Goal => Render the items below, from their first line through the line containing "518, 491, 524]", as a Markdown table with the columns No. and Text, giving each line's row number and the line itself and omitting any blank lines.

Provided entries =>
::::::::::

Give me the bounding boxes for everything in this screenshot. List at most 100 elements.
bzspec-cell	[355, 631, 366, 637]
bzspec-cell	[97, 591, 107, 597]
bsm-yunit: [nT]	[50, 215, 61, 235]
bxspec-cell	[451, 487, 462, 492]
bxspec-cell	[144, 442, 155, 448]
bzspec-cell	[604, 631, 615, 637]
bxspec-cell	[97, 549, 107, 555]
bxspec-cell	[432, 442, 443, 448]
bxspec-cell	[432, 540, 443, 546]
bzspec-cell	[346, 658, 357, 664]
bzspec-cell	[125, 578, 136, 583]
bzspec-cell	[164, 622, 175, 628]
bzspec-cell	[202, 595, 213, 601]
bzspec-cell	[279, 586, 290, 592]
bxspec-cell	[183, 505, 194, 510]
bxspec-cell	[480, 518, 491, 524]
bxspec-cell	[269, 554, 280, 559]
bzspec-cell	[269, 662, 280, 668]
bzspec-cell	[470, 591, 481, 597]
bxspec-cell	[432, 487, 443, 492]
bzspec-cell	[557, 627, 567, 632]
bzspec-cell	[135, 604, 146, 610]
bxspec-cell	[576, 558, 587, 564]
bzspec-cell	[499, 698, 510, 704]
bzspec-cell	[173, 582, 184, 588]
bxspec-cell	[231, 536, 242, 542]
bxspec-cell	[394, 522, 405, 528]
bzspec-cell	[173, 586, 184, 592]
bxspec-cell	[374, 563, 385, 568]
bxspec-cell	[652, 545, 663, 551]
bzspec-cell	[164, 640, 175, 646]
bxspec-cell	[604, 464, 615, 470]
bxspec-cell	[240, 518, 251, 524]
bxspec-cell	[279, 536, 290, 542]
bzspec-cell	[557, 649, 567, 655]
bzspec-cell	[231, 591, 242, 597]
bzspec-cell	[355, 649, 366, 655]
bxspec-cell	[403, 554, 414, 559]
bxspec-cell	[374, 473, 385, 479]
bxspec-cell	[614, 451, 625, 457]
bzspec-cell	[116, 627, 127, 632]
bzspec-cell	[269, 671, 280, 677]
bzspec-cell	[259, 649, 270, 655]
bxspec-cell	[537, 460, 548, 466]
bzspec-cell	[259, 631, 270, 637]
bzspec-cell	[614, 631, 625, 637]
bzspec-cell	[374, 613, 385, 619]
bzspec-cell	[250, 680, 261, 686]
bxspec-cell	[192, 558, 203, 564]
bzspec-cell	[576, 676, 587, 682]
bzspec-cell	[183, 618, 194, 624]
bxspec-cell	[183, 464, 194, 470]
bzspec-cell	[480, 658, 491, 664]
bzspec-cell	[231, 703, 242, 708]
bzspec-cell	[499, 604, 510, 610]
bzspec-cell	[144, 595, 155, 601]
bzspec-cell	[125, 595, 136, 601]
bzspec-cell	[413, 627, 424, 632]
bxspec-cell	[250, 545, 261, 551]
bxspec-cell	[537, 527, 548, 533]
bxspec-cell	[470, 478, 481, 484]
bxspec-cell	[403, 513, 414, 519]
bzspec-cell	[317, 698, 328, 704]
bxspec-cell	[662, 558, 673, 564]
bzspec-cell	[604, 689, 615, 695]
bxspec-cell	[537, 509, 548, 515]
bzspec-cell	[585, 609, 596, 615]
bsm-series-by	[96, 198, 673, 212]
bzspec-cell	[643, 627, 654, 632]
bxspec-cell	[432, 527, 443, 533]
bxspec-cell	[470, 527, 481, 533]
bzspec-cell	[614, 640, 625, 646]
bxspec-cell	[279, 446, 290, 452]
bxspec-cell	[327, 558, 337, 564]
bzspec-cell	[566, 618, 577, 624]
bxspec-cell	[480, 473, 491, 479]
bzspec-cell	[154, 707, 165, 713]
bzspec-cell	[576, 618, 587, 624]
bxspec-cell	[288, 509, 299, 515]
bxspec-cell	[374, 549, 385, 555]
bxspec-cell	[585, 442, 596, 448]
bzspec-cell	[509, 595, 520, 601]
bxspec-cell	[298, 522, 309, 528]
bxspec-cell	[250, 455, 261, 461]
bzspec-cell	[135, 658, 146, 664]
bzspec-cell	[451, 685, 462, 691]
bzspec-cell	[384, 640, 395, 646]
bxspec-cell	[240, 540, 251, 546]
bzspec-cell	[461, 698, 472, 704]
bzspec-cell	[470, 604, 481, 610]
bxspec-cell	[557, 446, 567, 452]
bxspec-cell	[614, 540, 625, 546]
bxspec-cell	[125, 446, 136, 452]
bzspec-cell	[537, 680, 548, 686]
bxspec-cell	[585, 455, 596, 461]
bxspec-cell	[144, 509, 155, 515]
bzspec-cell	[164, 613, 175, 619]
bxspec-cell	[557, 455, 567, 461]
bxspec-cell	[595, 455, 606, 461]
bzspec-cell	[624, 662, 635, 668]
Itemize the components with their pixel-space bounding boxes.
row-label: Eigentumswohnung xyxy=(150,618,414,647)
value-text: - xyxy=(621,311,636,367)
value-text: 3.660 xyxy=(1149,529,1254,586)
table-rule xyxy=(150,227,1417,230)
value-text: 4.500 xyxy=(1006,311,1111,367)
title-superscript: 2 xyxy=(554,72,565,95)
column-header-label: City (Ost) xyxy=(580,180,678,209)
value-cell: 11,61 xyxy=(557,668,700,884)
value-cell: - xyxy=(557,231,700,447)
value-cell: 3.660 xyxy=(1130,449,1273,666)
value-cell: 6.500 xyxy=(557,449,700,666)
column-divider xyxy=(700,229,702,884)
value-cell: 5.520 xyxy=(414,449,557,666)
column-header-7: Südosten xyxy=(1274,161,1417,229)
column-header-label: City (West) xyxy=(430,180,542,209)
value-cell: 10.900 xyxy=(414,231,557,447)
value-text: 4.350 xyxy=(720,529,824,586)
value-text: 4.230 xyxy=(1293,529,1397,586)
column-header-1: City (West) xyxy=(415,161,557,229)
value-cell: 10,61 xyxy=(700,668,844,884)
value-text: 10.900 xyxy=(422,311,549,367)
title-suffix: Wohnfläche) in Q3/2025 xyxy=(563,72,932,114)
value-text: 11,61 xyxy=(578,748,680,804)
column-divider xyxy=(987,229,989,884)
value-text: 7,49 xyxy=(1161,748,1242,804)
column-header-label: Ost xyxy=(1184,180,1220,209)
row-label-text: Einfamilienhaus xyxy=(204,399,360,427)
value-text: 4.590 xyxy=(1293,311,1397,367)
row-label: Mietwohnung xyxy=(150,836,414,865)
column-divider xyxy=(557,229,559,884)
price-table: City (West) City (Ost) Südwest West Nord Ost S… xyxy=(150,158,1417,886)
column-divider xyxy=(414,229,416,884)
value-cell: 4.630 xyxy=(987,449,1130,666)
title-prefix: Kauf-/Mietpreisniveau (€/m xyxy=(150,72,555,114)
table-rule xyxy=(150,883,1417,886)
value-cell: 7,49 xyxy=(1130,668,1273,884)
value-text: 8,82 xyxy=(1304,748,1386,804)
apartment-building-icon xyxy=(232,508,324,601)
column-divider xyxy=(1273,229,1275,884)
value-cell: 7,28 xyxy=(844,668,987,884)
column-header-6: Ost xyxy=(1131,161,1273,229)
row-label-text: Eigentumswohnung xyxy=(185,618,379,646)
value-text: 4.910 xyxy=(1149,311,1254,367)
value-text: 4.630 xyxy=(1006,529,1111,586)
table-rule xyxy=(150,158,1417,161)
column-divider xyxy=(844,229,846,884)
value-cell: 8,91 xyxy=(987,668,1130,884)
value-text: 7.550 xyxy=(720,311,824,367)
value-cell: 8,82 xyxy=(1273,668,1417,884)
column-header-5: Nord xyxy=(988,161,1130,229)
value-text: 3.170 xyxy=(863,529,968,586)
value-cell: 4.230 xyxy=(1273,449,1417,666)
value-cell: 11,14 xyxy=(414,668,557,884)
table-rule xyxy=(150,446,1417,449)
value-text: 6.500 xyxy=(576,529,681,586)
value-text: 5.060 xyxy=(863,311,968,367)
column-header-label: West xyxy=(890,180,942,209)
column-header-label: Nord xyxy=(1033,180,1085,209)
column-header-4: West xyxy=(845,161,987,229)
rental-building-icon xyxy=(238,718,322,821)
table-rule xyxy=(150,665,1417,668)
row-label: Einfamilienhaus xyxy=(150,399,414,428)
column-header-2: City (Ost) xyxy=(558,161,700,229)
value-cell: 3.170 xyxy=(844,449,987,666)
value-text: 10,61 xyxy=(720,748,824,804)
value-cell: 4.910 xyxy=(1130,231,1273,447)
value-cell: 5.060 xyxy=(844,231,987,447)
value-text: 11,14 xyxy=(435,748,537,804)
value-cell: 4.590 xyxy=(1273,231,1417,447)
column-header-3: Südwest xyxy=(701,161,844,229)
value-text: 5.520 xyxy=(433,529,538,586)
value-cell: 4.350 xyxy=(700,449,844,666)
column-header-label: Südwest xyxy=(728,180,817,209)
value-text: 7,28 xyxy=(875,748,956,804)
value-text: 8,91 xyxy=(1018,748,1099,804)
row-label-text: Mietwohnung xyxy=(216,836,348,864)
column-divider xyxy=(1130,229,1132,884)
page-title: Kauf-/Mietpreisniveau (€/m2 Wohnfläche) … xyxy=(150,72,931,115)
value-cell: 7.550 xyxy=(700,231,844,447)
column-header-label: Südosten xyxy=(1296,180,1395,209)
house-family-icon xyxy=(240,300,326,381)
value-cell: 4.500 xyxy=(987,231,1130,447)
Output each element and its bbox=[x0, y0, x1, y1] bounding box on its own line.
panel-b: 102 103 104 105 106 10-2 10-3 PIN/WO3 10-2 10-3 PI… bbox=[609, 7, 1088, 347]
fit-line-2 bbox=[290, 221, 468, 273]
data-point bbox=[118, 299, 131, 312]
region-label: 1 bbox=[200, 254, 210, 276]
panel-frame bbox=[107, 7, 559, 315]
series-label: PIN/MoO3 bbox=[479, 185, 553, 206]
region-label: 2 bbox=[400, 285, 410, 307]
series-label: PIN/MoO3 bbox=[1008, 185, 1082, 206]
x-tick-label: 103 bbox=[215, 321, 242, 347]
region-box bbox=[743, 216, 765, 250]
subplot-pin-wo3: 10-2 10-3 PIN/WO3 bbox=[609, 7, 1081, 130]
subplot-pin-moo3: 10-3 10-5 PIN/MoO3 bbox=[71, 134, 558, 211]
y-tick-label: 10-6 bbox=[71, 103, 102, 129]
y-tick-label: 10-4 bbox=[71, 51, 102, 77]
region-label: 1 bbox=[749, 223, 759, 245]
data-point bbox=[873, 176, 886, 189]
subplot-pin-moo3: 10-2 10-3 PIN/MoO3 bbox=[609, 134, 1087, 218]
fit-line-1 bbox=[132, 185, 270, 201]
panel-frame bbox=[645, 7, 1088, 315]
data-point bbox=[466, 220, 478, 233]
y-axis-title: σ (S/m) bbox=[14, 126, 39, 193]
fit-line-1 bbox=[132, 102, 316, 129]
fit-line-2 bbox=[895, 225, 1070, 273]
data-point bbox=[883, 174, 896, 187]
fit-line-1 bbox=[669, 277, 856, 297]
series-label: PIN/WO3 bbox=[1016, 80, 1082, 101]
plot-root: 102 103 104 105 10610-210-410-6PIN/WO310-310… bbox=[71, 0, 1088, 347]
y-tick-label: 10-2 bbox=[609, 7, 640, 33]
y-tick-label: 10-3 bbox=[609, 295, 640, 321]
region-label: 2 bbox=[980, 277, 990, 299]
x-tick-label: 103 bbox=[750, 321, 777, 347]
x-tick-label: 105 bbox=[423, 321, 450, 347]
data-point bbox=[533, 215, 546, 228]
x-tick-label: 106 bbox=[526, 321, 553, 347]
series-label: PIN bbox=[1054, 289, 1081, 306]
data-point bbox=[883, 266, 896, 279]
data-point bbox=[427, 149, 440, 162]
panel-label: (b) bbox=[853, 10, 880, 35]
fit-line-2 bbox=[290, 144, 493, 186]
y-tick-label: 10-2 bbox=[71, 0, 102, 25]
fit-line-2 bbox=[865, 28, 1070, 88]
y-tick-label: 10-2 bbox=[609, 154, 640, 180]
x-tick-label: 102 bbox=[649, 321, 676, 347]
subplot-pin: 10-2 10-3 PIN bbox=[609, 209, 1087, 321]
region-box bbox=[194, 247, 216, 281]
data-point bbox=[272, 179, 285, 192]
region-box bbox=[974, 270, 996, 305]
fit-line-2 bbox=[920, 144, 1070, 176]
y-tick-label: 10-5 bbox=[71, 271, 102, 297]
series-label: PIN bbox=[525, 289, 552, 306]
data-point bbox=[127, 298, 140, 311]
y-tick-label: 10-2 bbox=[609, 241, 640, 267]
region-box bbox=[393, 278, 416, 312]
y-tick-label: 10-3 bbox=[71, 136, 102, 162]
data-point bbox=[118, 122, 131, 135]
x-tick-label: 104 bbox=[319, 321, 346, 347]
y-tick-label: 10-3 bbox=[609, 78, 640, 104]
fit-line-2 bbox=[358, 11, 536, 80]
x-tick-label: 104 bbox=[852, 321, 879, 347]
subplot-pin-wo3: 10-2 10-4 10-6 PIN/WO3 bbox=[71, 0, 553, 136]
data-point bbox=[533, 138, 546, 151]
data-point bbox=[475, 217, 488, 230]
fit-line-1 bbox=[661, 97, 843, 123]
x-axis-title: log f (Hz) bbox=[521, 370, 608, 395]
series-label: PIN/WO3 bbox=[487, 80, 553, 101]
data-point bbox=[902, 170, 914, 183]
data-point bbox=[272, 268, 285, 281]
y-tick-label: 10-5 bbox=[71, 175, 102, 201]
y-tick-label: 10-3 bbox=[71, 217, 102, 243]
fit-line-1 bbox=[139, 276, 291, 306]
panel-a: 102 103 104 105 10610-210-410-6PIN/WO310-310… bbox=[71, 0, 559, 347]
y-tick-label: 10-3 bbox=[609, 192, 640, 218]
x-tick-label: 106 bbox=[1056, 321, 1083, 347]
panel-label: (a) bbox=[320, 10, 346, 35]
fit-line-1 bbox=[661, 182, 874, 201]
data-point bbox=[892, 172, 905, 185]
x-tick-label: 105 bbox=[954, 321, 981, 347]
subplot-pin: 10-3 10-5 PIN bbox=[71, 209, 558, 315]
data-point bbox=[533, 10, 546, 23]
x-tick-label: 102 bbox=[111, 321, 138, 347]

::::::::::

Problem solution =>
| No. | Text |
|---|---|
| 1 | Give me the bounding boxes for everything in this screenshot. List at most 100 elements. |
| 2 | bzspec-cell	[355, 631, 366, 637] |
| 3 | bzspec-cell	[97, 591, 107, 597] |
| 4 | bsm-yunit: [nT]	[50, 215, 61, 235] |
| 5 | bxspec-cell	[451, 487, 462, 492] |
| 6 | bxspec-cell	[144, 442, 155, 448] |
| 7 | bzspec-cell	[604, 631, 615, 637] |
| 8 | bxspec-cell	[97, 549, 107, 555] |
| 9 | bxspec-cell	[432, 442, 443, 448] |
| 10 | bxspec-cell	[432, 540, 443, 546] |
| 11 | bzspec-cell	[346, 658, 357, 664] |
| 12 | bzspec-cell	[125, 578, 136, 583] |
| 13 | bzspec-cell	[164, 622, 175, 628] |
| 14 | bzspec-cell	[202, 595, 213, 601] |
| 15 | bzspec-cell	[279, 586, 290, 592] |
| 16 | bxspec-cell	[183, 505, 194, 510] |
| 17 | bxspec-cell	[480, 518, 491, 524] |